DIRECTIONS FOR THIS TASK -
In the items below, change each "My Bundle Product" to "My Simple Product" and give the lines again with nothing else altered. Leave the pictures out.
--------------------------------
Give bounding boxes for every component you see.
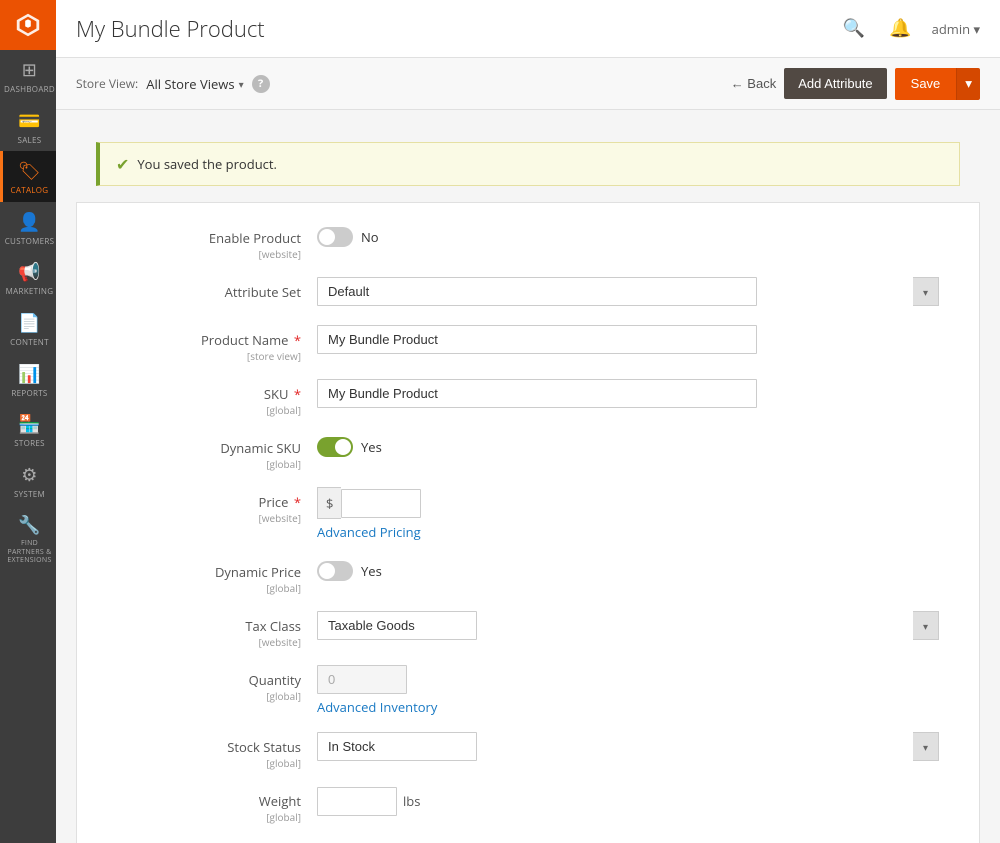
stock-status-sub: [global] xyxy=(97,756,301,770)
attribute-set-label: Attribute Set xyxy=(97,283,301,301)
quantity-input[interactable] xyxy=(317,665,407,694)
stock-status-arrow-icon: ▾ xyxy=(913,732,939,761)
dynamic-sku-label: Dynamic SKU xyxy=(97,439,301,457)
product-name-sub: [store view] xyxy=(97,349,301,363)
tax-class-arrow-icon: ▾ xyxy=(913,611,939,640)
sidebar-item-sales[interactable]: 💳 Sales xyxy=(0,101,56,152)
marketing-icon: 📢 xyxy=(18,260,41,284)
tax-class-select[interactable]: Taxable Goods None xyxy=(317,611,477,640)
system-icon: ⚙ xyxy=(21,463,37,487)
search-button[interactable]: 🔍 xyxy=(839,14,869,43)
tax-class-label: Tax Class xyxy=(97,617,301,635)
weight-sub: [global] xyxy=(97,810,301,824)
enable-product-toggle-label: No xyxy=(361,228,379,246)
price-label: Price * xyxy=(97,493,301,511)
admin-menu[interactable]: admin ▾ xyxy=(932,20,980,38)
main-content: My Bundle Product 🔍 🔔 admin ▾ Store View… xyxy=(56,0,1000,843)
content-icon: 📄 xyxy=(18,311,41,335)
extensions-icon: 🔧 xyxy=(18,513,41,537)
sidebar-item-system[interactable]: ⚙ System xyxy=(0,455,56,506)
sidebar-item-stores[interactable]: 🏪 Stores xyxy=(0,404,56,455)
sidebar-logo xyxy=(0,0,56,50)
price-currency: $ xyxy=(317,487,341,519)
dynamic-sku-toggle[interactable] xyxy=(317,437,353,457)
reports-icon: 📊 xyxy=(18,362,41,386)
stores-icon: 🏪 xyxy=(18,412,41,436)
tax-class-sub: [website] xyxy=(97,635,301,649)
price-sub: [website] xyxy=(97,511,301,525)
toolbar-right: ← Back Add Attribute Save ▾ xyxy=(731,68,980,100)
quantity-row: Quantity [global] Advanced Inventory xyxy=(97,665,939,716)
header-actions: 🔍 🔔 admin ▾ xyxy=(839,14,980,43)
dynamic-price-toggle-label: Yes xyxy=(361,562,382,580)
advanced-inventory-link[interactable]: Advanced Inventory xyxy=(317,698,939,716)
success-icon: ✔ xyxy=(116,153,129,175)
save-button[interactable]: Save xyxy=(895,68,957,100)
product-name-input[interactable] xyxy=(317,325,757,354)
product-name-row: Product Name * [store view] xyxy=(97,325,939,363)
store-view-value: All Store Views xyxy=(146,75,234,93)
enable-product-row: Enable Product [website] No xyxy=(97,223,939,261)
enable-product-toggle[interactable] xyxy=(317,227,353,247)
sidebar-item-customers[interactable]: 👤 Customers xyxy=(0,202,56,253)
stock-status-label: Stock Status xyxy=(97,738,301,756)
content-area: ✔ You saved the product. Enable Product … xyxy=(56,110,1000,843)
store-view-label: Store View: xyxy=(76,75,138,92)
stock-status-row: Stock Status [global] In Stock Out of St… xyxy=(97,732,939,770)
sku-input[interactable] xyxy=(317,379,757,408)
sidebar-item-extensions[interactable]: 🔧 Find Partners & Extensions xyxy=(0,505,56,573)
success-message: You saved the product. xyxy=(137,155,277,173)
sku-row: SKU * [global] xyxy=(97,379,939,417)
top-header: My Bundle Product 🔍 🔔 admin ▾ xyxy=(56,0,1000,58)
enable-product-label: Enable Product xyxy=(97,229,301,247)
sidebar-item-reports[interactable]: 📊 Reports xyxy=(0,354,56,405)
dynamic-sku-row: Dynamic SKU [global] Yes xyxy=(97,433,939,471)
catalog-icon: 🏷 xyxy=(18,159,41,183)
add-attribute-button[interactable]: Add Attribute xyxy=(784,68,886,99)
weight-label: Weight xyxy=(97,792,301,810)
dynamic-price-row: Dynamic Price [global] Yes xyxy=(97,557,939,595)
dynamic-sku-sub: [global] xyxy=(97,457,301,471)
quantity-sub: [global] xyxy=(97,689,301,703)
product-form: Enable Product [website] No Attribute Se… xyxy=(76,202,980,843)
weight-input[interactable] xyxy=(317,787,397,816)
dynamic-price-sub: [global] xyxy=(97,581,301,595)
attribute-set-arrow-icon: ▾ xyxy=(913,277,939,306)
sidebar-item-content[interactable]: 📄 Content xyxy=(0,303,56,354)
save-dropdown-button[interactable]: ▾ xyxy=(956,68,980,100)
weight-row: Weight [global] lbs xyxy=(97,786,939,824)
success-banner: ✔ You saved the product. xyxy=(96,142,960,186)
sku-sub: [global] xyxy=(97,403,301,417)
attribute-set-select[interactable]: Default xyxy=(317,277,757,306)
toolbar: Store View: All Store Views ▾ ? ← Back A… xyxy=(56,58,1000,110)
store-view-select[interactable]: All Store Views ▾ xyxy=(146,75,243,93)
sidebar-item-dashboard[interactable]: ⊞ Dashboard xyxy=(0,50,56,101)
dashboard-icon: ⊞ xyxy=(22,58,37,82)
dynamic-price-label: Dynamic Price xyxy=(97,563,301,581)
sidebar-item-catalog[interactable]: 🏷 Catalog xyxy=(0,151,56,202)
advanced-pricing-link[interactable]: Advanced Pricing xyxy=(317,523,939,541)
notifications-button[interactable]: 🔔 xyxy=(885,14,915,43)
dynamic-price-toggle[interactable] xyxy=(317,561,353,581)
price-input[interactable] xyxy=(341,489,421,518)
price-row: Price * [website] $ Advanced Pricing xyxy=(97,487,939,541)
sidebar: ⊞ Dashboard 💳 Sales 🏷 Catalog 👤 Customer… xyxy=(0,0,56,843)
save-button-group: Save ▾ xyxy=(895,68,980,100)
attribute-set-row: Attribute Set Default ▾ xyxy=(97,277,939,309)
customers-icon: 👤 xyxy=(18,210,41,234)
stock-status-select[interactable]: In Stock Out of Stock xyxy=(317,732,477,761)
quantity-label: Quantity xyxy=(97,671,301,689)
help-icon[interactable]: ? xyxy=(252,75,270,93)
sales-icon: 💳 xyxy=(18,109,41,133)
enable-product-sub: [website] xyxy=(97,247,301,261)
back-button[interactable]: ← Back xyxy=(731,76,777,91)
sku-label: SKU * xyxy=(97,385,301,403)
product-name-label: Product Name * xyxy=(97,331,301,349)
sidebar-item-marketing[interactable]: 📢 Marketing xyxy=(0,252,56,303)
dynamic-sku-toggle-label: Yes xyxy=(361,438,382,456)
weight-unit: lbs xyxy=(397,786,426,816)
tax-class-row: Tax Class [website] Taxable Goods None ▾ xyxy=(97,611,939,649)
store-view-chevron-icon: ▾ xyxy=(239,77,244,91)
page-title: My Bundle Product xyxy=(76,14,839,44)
--------------------------------
OUTPUT OF THE TASK -
Give bounding boxes for every component you see.
stock-status-sub: [global] xyxy=(97,756,301,770)
attribute-set-label: Attribute Set xyxy=(97,283,301,301)
quantity-input[interactable] xyxy=(317,665,407,694)
stock-status-arrow-icon: ▾ xyxy=(913,732,939,761)
dynamic-sku-label: Dynamic SKU xyxy=(97,439,301,457)
product-name-sub: [store view] xyxy=(97,349,301,363)
tax-class-arrow-icon: ▾ xyxy=(913,611,939,640)
sidebar-item-sales[interactable]: 💳 Sales xyxy=(0,101,56,152)
marketing-icon: 📢 xyxy=(18,260,41,284)
tax-class-select[interactable]: Taxable Goods None xyxy=(317,611,477,640)
system-icon: ⚙ xyxy=(21,463,37,487)
search-button[interactable]: 🔍 xyxy=(839,14,869,43)
tax-class-label: Tax Class xyxy=(97,617,301,635)
weight-sub: [global] xyxy=(97,810,301,824)
enable-product-toggle-label: No xyxy=(361,228,379,246)
price-label: Price * xyxy=(97,493,301,511)
admin-menu[interactable]: admin ▾ xyxy=(932,20,980,38)
main-content: My Simple Product 🔍 🔔 admin ▾ Store View… xyxy=(56,0,1000,843)
content-icon: 📄 xyxy=(18,311,41,335)
extensions-icon: 🔧 xyxy=(18,513,41,537)
sidebar-item-system[interactable]: ⚙ System xyxy=(0,455,56,506)
sidebar-item-stores[interactable]: 🏪 Stores xyxy=(0,404,56,455)
sidebar-logo xyxy=(0,0,56,50)
price-currency: $ xyxy=(317,487,341,519)
dynamic-sku-toggle[interactable] xyxy=(317,437,353,457)
reports-icon: 📊 xyxy=(18,362,41,386)
stores-icon: 🏪 xyxy=(18,412,41,436)
tax-class-sub: [website] xyxy=(97,635,301,649)
price-sub: [website] xyxy=(97,511,301,525)
toolbar-right: ← Back Add Attribute Save ▾ xyxy=(731,68,980,100)
quantity-row: Quantity [global] Advanced Inventory xyxy=(97,665,939,716)
header-actions: 🔍 🔔 admin ▾ xyxy=(839,14,980,43)
dynamic-price-toggle-label: Yes xyxy=(361,562,382,580)
advanced-inventory-link[interactable]: Advanced Inventory xyxy=(317,698,939,716)
success-icon: ✔ xyxy=(116,153,129,175)
save-button[interactable]: Save xyxy=(895,68,957,100)
product-name-input[interactable] xyxy=(317,325,757,354)
product-name-row: Product Name * [store view] xyxy=(97,325,939,363)
store-view-value: All Store Views xyxy=(146,75,234,93)
enable-product-row: Enable Product [website] No xyxy=(97,223,939,261)
enable-product-toggle[interactable] xyxy=(317,227,353,247)
sidebar-item-customers[interactable]: 👤 Customers xyxy=(0,202,56,253)
stock-status-label: Stock Status xyxy=(97,738,301,756)
content-area: ✔ You saved the product. Enable Product … xyxy=(56,110,1000,843)
store-view-label: Store View: xyxy=(76,75,138,92)
stock-status-row: Stock Status [global] In Stock Out of St… xyxy=(97,732,939,770)
sku-input[interactable] xyxy=(317,379,757,408)
sidebar-item-extensions[interactable]: 🔧 Find Partners & Extensions xyxy=(0,505,56,573)
success-message: You saved the product. xyxy=(137,155,277,173)
sku-row: SKU * [global] xyxy=(97,379,939,417)
top-header: My Simple Product 🔍 🔔 admin ▾ xyxy=(56,0,1000,58)
enable-product-label: Enable Product xyxy=(97,229,301,247)
sidebar-item-reports[interactable]: 📊 Reports xyxy=(0,354,56,405)
dynamic-sku-row: Dynamic SKU [global] Yes xyxy=(97,433,939,471)
catalog-icon: 🏷 xyxy=(18,159,41,183)
add-attribute-button[interactable]: Add Attribute xyxy=(784,68,886,99)
weight-label: Weight xyxy=(97,792,301,810)
dynamic-price-row: Dynamic Price [global] Yes xyxy=(97,557,939,595)
dynamic-sku-sub: [global] xyxy=(97,457,301,471)
quantity-sub: [global] xyxy=(97,689,301,703)
product-form: Enable Product [website] No Attribute Se… xyxy=(76,202,980,843)
weight-input[interactable] xyxy=(317,787,397,816)
dynamic-price-sub: [global] xyxy=(97,581,301,595)
attribute-set-arrow-icon: ▾ xyxy=(913,277,939,306)
sidebar-item-content[interactable]: 📄 Content xyxy=(0,303,56,354)
save-dropdown-button[interactable]: ▾ xyxy=(956,68,980,100)
weight-row: Weight [global] lbs xyxy=(97,786,939,824)
success-banner: ✔ You saved the product. xyxy=(96,142,960,186)
sku-sub: [global] xyxy=(97,403,301,417)
attribute-set-select[interactable]: Default xyxy=(317,277,757,306)
toolbar: Store View: All Store Views ▾ ? ← Back A… xyxy=(56,58,1000,110)
store-view-select[interactable]: All Store Views ▾ xyxy=(146,75,243,93)
sidebar-item-dashboard[interactable]: ⊞ Dashboard xyxy=(0,50,56,101)
dashboard-icon: ⊞ xyxy=(22,58,37,82)
dynamic-price-label: Dynamic Price xyxy=(97,563,301,581)
sidebar-item-catalog[interactable]: 🏷 Catalog xyxy=(0,151,56,202)
advanced-pricing-link[interactable]: Advanced Pricing xyxy=(317,523,939,541)
notifications-button[interactable]: 🔔 xyxy=(885,14,915,43)
dynamic-price-toggle[interactable] xyxy=(317,561,353,581)
price-input[interactable] xyxy=(341,489,421,518)
price-row: Price * [website] $ Advanced Pricing xyxy=(97,487,939,541)
sidebar: ⊞ Dashboard 💳 Sales 🏷 Catalog 👤 Customer… xyxy=(0,0,56,843)
save-button-group: Save ▾ xyxy=(895,68,980,100)
attribute-set-row: Attribute Set Default ▾ xyxy=(97,277,939,309)
customers-icon: 👤 xyxy=(18,210,41,234)
stock-status-select[interactable]: In Stock Out of Stock xyxy=(317,732,477,761)
quantity-label: Quantity xyxy=(97,671,301,689)
help-icon[interactable]: ? xyxy=(252,75,270,93)
sales-icon: 💳 xyxy=(18,109,41,133)
enable-product-sub: [website] xyxy=(97,247,301,261)
back-button[interactable]: ← Back xyxy=(731,76,777,91)
sku-label: SKU * xyxy=(97,385,301,403)
product-name-label: Product Name * xyxy=(97,331,301,349)
sidebar-item-marketing[interactable]: 📢 Marketing xyxy=(0,252,56,303)
dynamic-sku-toggle-label: Yes xyxy=(361,438,382,456)
weight-unit: lbs xyxy=(397,786,426,816)
tax-class-row: Tax Class [website] Taxable Goods None ▾ xyxy=(97,611,939,649)
store-view-chevron-icon: ▾ xyxy=(239,77,244,91)
page-title: My Simple Product xyxy=(76,14,839,44)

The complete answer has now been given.